| Given request |
Starting at the first line of the material and ending at the line that contains "wind-barb (419, 173, 431, 181)", with both of those lines included, output the lines as a numbered list and leave out any blank lines.

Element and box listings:
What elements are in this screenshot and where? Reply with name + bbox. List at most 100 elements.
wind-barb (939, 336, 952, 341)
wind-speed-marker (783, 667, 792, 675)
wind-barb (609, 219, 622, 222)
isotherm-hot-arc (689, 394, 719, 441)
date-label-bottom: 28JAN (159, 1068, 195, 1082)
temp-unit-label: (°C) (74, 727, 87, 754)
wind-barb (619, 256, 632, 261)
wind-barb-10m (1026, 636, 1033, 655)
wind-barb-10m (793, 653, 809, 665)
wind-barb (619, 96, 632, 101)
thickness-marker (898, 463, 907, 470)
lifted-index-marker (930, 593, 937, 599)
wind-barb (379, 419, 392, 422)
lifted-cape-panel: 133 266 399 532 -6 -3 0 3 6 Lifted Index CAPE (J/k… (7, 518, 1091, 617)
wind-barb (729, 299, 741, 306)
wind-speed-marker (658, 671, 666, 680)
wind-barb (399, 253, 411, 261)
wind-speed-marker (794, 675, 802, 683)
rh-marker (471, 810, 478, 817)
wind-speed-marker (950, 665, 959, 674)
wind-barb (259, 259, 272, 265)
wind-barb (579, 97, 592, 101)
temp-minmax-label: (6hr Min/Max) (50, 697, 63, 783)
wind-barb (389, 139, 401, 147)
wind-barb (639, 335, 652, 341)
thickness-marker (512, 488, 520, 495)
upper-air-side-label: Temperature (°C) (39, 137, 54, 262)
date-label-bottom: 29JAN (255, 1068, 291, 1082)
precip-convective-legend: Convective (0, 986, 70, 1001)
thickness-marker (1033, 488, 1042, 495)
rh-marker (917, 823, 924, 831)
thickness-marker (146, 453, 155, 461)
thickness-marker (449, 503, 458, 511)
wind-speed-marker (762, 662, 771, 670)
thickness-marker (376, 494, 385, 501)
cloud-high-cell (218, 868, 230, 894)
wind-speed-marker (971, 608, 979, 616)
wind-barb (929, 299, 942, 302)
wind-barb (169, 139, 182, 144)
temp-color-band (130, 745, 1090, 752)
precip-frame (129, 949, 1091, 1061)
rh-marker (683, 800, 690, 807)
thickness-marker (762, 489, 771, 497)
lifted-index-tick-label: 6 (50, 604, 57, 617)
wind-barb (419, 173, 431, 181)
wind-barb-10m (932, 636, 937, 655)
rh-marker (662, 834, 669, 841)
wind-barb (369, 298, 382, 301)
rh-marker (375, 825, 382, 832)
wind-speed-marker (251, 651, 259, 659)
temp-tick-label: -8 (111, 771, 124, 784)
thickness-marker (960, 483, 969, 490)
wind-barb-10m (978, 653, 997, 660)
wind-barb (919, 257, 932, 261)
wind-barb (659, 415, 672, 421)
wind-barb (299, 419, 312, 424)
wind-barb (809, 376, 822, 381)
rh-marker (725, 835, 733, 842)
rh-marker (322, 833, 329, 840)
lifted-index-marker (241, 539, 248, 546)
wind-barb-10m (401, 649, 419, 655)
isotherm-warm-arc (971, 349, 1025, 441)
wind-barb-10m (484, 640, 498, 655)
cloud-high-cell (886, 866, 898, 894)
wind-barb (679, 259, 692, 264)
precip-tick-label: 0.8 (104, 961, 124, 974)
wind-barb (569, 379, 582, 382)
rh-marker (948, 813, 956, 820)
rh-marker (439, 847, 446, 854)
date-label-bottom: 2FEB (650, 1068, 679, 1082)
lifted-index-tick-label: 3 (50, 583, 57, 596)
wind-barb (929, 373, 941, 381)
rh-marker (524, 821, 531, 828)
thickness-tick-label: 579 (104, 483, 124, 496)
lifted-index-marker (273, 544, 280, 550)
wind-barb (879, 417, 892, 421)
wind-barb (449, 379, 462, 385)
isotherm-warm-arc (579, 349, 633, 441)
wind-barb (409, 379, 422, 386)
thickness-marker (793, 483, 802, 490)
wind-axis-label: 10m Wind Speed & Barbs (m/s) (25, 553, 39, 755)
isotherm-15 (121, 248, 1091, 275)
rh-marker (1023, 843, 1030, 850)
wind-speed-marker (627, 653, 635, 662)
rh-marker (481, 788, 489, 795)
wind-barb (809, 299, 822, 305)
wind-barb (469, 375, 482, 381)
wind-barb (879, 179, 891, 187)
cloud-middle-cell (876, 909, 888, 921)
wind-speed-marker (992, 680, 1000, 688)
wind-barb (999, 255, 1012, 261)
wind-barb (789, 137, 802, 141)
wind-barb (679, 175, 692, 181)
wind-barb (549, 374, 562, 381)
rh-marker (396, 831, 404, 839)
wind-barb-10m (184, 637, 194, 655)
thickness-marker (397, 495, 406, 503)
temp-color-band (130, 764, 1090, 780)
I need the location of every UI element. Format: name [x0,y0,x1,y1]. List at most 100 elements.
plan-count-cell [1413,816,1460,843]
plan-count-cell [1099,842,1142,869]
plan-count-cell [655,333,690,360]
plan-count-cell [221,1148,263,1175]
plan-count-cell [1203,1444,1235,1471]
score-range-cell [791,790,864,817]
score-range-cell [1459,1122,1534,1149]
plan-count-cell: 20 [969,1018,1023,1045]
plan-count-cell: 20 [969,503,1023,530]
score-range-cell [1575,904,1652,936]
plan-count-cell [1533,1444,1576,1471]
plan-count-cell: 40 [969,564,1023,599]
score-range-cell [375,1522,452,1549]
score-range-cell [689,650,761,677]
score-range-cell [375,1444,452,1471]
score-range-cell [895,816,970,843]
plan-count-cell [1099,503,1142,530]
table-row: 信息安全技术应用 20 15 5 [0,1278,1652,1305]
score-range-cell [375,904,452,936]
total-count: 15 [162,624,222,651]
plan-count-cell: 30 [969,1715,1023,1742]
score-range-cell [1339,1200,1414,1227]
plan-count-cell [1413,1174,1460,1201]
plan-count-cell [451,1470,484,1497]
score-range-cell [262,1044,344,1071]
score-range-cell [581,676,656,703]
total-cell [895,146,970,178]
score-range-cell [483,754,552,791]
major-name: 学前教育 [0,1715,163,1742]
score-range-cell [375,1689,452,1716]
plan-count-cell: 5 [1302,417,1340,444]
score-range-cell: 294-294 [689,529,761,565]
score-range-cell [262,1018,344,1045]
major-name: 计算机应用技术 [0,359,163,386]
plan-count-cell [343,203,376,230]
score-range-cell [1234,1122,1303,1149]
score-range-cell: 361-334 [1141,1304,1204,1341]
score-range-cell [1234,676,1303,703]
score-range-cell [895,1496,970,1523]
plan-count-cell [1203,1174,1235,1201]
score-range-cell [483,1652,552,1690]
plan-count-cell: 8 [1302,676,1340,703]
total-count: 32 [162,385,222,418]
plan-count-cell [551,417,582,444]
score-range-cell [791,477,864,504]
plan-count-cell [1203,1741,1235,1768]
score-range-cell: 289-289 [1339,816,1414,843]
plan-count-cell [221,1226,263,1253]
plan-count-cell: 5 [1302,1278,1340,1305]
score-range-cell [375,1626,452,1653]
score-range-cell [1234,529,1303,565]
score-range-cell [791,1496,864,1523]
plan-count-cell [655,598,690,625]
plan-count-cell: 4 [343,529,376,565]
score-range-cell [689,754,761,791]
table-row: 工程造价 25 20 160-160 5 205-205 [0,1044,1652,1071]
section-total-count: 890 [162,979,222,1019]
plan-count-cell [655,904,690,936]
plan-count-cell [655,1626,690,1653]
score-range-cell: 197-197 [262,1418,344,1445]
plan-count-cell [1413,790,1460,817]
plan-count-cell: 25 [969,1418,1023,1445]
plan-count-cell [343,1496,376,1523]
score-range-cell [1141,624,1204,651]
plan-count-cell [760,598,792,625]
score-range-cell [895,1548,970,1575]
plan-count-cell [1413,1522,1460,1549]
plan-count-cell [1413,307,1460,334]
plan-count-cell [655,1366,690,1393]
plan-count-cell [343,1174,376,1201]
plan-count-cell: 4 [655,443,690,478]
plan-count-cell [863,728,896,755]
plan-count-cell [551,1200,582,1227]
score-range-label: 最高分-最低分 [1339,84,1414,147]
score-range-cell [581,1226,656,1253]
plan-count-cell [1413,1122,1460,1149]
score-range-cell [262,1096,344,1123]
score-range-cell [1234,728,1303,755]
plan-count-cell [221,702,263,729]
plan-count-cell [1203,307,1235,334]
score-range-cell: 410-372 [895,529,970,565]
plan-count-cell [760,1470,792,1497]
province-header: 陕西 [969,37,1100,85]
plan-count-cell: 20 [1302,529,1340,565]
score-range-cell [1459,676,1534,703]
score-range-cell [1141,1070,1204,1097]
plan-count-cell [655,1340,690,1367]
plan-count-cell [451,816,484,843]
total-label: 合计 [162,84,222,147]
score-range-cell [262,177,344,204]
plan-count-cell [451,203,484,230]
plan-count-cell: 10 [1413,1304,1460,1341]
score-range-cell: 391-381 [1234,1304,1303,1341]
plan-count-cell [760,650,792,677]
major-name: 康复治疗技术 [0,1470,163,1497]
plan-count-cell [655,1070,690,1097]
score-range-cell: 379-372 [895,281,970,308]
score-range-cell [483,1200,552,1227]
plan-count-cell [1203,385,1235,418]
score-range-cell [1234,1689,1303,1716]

| Task response |
1. What elements are in this screenshot and where? Reply with name + bbox. List at most 100 elements.
2. wind-barb (939, 336, 952, 341)
3. wind-speed-marker (783, 667, 792, 675)
4. wind-barb (609, 219, 622, 222)
5. isotherm-hot-arc (689, 394, 719, 441)
6. date-label-bottom: 28JAN (159, 1068, 195, 1082)
7. temp-unit-label: (°C) (74, 727, 87, 754)
8. wind-barb (619, 256, 632, 261)
9. wind-barb-10m (1026, 636, 1033, 655)
10. wind-barb-10m (793, 653, 809, 665)
11. wind-barb (619, 96, 632, 101)
12. thickness-marker (898, 463, 907, 470)
13. lifted-index-marker (930, 593, 937, 599)
14. wind-barb (379, 419, 392, 422)
15. lifted-cape-panel: 133 266 399 532 -6 -3 0 3 6 Lifted Index CAPE (J/k… (7, 518, 1091, 617)
16. wind-barb (729, 299, 741, 306)
17. wind-speed-marker (658, 671, 666, 680)
18. wind-barb (399, 253, 411, 261)
19. wind-speed-marker (794, 675, 802, 683)
20. rh-marker (471, 810, 478, 817)
21. wind-speed-marker (950, 665, 959, 674)
22. wind-barb (259, 259, 272, 265)
23. wind-barb (579, 97, 592, 101)
24. temp-minmax-label: (6hr Min/Max) (50, 697, 63, 783)
25. wind-barb (389, 139, 401, 147)
26. wind-barb (639, 335, 652, 341)
27. thickness-marker (512, 488, 520, 495)
28. upper-air-side-label: Temperature (°C) (39, 137, 54, 262)
29. date-label-bottom: 29JAN (255, 1068, 291, 1082)
30. precip-convective-legend: Convective (0, 986, 70, 1001)
31. thickness-marker (1033, 488, 1042, 495)
32. rh-marker (917, 823, 924, 831)
33. thickness-marker (146, 453, 155, 461)
34. thickness-marker (449, 503, 458, 511)
35. wind-speed-marker (762, 662, 771, 670)
36. thickness-marker (376, 494, 385, 501)
37. cloud-high-cell (218, 868, 230, 894)
38. wind-speed-marker (971, 608, 979, 616)
39. wind-barb (929, 299, 942, 302)
40. wind-barb (169, 139, 182, 144)
41. temp-color-band (130, 745, 1090, 752)
42. precip-frame (129, 949, 1091, 1061)
43. rh-marker (683, 800, 690, 807)
44. thickness-marker (762, 489, 771, 497)
45. lifted-index-tick-label: 6 (50, 604, 57, 617)
46. wind-barb (419, 173, 431, 181)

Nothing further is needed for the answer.